# WHAT YOU SHOULD DO
Pick out each line of the records in which the word "name" appears.
======== GIVEN RECORDS
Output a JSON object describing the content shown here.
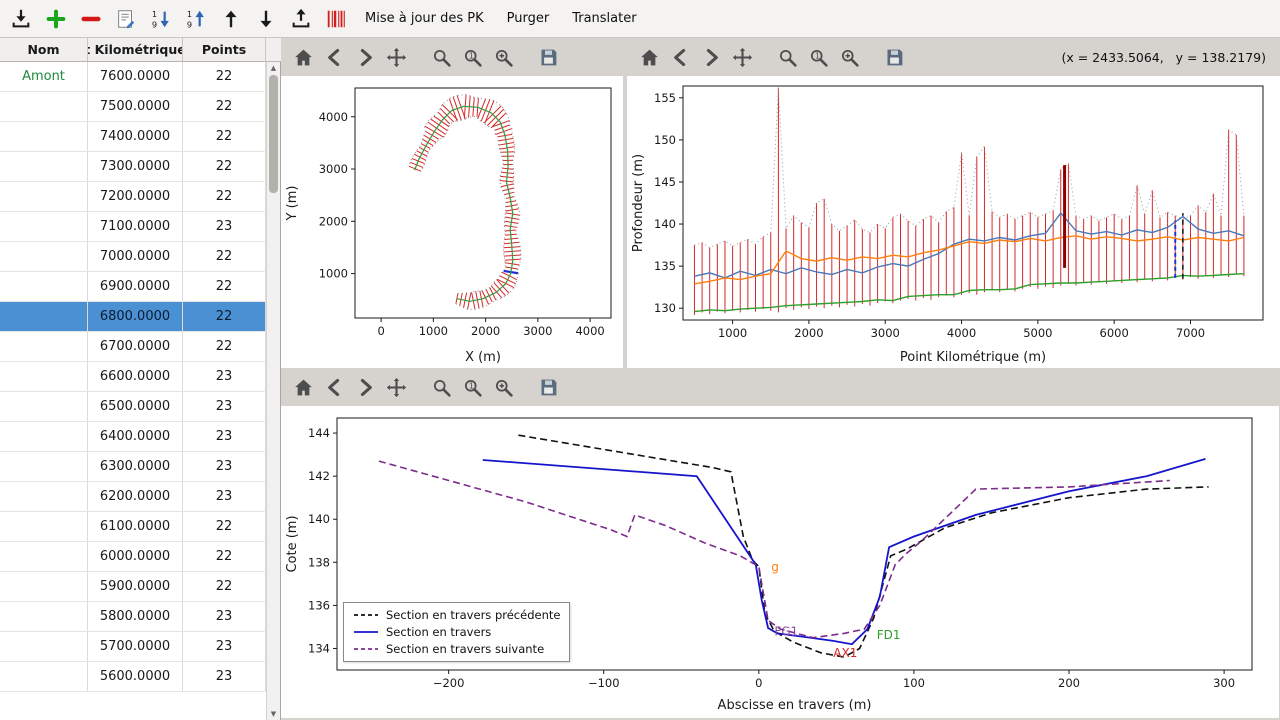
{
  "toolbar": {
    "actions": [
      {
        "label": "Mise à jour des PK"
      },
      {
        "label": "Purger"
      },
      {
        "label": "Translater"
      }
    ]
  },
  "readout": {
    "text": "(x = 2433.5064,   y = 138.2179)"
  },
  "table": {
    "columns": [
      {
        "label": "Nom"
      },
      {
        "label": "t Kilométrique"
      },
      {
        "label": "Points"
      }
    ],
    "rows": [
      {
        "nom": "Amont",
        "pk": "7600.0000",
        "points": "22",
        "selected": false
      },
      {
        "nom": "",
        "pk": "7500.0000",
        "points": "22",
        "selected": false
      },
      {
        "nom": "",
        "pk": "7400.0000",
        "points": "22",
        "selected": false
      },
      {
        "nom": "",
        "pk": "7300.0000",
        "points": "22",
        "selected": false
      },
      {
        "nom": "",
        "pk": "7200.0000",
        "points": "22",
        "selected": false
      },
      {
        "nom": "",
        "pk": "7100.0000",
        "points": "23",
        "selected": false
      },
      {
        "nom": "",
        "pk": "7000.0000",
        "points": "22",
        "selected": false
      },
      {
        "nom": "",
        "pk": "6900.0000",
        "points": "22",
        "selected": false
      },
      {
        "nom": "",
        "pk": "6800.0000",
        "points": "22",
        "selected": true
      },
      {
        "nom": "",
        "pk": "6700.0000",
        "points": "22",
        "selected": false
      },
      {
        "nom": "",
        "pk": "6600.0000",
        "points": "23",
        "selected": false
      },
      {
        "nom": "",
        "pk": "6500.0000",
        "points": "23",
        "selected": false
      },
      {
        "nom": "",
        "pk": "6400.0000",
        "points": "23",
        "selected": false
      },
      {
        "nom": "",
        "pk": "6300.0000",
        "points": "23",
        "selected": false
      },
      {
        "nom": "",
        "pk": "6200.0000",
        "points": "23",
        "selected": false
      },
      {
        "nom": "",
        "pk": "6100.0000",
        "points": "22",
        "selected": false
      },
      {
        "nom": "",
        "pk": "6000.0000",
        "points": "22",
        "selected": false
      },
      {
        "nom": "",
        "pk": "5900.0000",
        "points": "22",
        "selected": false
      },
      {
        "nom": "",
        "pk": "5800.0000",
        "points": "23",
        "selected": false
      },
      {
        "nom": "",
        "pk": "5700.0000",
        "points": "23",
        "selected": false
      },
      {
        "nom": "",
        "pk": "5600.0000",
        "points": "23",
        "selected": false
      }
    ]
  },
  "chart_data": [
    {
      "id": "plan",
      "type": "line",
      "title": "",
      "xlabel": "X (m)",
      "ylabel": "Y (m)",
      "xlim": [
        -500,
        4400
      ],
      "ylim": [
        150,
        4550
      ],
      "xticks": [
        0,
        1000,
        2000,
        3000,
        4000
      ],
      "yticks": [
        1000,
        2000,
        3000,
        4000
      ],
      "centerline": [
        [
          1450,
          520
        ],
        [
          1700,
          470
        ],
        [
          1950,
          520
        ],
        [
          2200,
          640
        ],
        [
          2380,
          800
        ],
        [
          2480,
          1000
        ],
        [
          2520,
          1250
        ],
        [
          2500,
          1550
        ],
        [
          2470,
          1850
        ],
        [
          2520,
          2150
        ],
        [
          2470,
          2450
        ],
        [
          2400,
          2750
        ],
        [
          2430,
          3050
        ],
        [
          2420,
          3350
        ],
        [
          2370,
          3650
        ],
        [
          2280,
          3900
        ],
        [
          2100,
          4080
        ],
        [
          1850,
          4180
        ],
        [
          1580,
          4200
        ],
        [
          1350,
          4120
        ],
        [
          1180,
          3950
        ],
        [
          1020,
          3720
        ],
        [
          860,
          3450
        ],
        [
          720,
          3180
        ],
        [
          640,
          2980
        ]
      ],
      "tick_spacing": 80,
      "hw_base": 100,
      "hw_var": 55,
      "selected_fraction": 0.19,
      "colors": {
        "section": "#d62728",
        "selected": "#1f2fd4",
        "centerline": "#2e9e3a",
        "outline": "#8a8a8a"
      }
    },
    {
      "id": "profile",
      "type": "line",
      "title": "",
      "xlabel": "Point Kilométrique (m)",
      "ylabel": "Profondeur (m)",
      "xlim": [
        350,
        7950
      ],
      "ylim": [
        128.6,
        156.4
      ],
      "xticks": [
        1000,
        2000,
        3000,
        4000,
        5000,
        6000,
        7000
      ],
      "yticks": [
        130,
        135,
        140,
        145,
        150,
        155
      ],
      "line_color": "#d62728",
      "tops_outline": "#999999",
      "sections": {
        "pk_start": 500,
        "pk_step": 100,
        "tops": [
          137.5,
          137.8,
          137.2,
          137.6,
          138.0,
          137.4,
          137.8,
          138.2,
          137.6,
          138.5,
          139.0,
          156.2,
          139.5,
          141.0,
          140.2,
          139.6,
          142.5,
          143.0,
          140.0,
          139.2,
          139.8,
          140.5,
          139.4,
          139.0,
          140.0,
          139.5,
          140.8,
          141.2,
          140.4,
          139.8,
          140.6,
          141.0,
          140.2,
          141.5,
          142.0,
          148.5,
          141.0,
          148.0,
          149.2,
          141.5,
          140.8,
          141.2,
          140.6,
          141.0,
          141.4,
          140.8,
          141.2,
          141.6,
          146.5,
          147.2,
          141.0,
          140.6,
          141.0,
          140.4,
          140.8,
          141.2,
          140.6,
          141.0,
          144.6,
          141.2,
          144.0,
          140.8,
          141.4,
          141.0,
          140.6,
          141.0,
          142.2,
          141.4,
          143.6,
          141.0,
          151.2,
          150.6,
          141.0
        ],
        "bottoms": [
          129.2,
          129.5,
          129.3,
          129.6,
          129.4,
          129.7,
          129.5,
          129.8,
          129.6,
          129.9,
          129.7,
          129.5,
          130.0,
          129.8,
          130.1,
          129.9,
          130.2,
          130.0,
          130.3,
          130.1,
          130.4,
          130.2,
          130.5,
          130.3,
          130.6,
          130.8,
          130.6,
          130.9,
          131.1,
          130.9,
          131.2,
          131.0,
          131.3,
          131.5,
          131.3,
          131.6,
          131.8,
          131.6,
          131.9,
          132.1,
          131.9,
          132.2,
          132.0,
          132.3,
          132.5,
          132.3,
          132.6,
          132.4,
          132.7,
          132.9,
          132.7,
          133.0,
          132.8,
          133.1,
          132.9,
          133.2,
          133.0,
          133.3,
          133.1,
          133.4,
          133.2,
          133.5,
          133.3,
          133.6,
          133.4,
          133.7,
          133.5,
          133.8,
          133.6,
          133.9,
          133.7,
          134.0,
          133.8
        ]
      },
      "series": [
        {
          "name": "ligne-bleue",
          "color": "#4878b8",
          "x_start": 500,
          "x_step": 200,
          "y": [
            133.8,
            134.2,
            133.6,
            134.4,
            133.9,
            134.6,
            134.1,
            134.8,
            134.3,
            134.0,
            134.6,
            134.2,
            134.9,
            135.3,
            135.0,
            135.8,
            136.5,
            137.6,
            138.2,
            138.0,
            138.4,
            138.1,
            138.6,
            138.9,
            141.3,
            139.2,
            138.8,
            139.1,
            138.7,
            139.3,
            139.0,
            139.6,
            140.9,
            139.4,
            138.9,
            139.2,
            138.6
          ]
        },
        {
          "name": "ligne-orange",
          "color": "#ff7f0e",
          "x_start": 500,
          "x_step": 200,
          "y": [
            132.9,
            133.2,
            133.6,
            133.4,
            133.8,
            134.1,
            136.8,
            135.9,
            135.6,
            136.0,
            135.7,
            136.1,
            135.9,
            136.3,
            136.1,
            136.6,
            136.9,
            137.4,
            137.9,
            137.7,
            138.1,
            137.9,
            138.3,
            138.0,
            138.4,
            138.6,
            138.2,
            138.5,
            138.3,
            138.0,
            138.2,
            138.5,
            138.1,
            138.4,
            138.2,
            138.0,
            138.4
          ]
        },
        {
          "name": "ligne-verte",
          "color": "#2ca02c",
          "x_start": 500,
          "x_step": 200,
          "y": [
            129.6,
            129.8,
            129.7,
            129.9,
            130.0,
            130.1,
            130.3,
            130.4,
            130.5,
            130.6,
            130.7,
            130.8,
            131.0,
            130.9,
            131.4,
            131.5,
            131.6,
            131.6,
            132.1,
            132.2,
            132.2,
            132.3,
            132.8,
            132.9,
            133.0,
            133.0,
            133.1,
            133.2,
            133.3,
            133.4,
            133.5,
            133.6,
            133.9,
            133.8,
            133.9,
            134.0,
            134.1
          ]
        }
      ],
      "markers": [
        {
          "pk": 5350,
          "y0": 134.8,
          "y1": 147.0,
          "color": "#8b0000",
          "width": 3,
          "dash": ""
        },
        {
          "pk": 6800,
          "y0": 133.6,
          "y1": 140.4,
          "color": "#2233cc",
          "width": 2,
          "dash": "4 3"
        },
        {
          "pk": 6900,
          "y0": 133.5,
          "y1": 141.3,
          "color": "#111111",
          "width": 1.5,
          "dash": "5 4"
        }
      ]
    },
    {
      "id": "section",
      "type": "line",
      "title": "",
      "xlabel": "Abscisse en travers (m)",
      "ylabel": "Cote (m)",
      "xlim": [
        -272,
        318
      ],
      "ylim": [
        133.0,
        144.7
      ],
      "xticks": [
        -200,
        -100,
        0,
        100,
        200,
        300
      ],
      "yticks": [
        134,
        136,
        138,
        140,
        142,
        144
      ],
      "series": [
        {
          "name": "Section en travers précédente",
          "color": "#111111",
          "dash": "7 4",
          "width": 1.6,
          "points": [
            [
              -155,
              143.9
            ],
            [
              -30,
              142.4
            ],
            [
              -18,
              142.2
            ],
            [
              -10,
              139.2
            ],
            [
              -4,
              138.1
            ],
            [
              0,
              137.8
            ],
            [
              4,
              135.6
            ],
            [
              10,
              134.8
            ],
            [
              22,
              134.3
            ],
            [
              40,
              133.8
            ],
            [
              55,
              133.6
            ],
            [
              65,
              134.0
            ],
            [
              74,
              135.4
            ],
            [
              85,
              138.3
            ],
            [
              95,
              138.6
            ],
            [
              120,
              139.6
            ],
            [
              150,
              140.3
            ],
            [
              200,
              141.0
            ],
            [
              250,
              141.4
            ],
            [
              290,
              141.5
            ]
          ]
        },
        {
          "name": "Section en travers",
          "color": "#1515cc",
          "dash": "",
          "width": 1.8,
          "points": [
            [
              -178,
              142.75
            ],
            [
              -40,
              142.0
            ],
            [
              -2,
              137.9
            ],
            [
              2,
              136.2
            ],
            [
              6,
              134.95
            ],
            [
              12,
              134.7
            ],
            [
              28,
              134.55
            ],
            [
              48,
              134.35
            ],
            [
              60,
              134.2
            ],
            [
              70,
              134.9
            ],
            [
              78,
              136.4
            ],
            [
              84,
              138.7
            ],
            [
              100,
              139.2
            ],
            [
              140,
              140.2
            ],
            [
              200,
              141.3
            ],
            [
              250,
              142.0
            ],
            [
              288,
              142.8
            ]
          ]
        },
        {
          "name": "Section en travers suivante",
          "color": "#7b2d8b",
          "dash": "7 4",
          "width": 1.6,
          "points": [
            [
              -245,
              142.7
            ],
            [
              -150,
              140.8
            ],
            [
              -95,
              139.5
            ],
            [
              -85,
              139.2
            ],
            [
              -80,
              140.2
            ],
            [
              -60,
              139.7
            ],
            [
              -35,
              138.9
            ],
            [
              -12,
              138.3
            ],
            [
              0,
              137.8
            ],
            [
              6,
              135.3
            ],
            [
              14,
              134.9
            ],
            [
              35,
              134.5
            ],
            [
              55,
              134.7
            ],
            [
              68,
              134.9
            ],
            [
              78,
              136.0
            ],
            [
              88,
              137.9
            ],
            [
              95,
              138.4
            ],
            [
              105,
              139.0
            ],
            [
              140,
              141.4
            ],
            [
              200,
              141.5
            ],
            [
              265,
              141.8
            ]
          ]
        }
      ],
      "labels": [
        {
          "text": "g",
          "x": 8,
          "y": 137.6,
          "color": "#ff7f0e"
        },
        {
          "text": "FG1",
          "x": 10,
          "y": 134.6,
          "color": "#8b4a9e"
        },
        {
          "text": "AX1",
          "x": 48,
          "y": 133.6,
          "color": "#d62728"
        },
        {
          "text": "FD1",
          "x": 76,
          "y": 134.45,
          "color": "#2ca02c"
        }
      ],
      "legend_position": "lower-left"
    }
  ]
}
================
======== GIVEN RECORDS
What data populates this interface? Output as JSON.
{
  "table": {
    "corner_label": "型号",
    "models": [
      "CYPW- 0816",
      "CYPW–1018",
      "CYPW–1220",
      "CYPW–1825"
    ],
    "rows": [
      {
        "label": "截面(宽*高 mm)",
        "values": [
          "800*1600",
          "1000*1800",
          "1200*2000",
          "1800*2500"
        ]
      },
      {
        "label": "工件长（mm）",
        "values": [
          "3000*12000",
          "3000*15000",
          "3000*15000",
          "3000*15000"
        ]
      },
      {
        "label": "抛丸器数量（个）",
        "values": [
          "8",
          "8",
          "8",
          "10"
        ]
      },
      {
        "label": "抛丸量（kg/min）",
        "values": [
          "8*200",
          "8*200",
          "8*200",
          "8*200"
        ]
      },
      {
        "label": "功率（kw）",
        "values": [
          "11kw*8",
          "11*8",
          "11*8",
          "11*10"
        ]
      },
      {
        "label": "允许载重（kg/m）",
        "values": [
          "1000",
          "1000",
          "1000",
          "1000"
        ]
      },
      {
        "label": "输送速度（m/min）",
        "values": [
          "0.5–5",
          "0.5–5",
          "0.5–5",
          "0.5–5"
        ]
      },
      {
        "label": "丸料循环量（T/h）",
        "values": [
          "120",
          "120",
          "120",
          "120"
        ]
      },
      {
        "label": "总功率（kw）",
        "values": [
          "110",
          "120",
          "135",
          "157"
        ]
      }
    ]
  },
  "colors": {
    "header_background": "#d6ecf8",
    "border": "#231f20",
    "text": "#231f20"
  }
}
================
# REPLY TO THE EXERCISE
          "name": "ligne-bleue",
          "name": "ligne-orange",
          "name": "ligne-verte",
          "name": "Section en travers précédente",
          "name": "Section en travers",
          "name": "Section en travers suivante",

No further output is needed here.